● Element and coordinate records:
* * * * *
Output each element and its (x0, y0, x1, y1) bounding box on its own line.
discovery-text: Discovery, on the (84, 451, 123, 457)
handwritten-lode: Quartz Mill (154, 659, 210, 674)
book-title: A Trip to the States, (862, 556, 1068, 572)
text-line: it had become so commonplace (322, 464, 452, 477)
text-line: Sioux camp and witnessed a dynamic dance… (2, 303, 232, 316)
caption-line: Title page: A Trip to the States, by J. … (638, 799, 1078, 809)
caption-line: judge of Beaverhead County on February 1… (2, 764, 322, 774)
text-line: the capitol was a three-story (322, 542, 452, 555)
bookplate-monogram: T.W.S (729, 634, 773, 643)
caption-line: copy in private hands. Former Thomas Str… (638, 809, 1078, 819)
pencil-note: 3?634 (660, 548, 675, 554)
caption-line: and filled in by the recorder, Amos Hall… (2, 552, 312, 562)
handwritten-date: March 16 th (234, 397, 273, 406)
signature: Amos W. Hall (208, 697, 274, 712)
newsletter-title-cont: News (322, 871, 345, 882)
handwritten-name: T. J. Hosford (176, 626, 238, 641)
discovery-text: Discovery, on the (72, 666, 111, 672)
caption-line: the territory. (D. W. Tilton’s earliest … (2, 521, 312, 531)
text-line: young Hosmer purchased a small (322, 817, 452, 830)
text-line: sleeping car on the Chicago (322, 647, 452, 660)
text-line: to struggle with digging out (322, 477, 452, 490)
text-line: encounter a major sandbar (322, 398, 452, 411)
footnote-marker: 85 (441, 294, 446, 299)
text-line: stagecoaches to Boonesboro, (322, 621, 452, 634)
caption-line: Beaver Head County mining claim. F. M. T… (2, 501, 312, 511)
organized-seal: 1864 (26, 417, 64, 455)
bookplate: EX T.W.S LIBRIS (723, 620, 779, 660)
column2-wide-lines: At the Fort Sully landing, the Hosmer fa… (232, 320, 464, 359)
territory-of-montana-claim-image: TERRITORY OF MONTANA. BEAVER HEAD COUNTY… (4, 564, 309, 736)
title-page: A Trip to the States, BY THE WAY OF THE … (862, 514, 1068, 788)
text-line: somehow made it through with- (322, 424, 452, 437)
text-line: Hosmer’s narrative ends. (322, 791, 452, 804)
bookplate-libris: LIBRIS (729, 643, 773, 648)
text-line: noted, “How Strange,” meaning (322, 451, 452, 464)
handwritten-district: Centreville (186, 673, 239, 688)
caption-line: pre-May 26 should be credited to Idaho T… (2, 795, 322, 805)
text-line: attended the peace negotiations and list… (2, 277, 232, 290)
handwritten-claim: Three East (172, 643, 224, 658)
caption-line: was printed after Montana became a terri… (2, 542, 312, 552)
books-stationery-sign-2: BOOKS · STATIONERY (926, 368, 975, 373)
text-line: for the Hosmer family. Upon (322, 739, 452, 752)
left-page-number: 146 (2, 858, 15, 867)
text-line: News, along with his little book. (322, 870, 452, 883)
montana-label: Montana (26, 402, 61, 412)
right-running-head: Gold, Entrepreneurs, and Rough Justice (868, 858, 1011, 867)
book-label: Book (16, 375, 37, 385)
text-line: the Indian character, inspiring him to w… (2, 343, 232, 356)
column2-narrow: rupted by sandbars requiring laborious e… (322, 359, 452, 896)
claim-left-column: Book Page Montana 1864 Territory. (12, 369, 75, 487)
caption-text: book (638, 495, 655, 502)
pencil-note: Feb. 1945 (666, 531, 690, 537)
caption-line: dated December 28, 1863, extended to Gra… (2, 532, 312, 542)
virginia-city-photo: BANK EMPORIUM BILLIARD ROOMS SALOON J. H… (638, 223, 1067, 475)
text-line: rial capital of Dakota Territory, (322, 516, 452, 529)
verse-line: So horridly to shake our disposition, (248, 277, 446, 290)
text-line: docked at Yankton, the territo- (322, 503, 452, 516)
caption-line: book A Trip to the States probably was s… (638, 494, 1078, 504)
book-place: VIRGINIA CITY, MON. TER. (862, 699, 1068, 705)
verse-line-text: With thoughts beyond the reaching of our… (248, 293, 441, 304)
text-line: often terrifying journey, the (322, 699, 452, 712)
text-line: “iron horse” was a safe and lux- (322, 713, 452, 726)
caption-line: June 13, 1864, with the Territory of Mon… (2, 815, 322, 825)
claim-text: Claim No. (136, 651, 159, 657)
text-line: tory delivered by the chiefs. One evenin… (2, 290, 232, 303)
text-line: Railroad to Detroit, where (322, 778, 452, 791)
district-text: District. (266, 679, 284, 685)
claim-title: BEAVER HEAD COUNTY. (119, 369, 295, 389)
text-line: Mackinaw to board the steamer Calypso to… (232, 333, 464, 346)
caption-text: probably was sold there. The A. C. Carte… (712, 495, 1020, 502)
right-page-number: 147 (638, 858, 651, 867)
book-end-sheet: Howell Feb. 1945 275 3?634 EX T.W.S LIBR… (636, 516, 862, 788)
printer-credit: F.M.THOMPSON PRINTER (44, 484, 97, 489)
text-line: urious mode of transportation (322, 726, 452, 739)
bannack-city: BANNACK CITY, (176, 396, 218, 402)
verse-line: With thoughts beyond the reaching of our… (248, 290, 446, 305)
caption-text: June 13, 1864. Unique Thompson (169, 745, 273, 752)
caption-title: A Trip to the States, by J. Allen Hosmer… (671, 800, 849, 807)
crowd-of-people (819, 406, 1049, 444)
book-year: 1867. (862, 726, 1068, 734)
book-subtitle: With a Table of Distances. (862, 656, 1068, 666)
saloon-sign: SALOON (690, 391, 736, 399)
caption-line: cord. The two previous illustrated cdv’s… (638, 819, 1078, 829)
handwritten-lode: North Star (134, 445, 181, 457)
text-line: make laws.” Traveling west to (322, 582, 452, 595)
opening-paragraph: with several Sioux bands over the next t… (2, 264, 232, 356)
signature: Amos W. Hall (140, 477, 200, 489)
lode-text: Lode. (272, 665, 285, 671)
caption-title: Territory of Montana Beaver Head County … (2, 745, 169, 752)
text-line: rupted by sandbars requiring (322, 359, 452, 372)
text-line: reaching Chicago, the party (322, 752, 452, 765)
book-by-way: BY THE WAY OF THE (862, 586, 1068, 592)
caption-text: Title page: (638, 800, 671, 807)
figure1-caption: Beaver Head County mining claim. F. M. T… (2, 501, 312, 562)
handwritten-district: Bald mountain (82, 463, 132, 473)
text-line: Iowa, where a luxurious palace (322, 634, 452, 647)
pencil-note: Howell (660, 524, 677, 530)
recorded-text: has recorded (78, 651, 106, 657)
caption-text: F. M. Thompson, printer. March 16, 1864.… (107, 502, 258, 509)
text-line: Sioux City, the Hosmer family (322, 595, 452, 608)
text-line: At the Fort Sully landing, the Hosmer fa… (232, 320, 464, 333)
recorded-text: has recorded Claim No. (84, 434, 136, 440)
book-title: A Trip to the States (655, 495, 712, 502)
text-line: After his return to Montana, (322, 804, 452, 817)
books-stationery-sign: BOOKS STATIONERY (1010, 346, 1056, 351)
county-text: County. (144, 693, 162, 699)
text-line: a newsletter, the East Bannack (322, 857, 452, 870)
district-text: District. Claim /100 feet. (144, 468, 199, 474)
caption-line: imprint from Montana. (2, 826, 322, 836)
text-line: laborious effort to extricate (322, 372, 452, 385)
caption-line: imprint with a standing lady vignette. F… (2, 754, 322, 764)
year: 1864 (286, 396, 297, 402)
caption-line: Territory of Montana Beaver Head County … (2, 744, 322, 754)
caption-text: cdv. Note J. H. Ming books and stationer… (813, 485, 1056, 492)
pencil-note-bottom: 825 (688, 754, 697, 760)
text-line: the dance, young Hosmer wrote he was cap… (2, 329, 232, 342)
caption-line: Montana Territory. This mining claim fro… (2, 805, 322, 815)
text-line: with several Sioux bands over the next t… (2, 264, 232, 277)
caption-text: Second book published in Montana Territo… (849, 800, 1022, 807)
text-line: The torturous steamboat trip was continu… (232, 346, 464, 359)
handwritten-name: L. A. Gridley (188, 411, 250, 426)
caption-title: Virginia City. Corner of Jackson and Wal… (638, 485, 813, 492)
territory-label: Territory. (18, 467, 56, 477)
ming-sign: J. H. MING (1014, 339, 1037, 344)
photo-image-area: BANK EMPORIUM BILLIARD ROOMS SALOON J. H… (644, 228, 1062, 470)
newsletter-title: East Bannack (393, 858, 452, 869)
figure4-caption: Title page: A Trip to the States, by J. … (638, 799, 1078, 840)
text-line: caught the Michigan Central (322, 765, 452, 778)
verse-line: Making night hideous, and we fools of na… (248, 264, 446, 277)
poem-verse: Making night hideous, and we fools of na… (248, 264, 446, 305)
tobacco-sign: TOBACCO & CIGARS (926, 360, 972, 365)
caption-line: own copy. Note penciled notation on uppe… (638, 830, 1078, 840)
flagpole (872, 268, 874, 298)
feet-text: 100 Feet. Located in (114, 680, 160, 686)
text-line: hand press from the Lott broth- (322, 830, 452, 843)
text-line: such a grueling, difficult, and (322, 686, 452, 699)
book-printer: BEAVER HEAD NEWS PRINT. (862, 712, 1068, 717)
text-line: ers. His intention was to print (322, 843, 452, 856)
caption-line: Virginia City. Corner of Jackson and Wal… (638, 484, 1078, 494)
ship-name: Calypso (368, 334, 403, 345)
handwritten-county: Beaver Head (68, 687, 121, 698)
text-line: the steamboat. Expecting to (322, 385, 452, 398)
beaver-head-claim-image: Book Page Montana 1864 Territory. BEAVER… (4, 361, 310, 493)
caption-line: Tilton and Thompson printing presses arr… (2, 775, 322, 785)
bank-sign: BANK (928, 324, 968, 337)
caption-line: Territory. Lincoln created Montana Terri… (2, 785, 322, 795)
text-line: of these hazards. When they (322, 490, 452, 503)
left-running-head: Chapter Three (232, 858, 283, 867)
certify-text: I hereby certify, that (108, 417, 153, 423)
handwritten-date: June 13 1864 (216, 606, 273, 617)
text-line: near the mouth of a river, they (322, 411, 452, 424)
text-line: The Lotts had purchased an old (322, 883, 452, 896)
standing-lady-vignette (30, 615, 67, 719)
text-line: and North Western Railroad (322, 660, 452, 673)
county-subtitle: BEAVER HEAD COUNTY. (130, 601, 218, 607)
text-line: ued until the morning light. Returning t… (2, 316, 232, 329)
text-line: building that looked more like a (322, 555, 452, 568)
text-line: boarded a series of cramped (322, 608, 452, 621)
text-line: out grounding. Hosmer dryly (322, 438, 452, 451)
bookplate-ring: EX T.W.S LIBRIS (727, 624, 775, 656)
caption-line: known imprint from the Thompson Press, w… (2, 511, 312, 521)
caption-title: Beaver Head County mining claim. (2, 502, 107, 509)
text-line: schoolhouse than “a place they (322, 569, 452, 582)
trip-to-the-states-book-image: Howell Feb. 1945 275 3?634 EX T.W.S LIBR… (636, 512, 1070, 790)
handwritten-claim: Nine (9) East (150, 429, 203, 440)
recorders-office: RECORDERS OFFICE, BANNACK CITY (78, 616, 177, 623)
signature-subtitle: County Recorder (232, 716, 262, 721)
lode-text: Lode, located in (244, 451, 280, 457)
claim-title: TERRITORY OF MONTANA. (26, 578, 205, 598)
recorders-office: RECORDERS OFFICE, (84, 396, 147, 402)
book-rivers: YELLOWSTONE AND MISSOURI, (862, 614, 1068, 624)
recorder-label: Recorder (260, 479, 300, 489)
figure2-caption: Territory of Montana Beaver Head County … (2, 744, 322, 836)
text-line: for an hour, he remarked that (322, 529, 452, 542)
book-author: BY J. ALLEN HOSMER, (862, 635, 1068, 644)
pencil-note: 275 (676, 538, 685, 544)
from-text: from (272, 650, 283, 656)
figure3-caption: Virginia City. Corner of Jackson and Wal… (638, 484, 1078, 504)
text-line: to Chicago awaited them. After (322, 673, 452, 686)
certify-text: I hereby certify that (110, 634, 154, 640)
* * * * *
● Problem statement:
Output everything from the start of the records down to the line containing "text-line: it had", with both of those lines included, repeating each line exactly.

● Worked answer:
Output each element and its (x0, y0, x1, y1) bounding box on its own line.
discovery-text: Discovery, on the (84, 451, 123, 457)
handwritten-lode: Quartz Mill (154, 659, 210, 674)
book-title: A Trip to the States, (862, 556, 1068, 572)
text-line: it had become so commonplace (322, 464, 452, 477)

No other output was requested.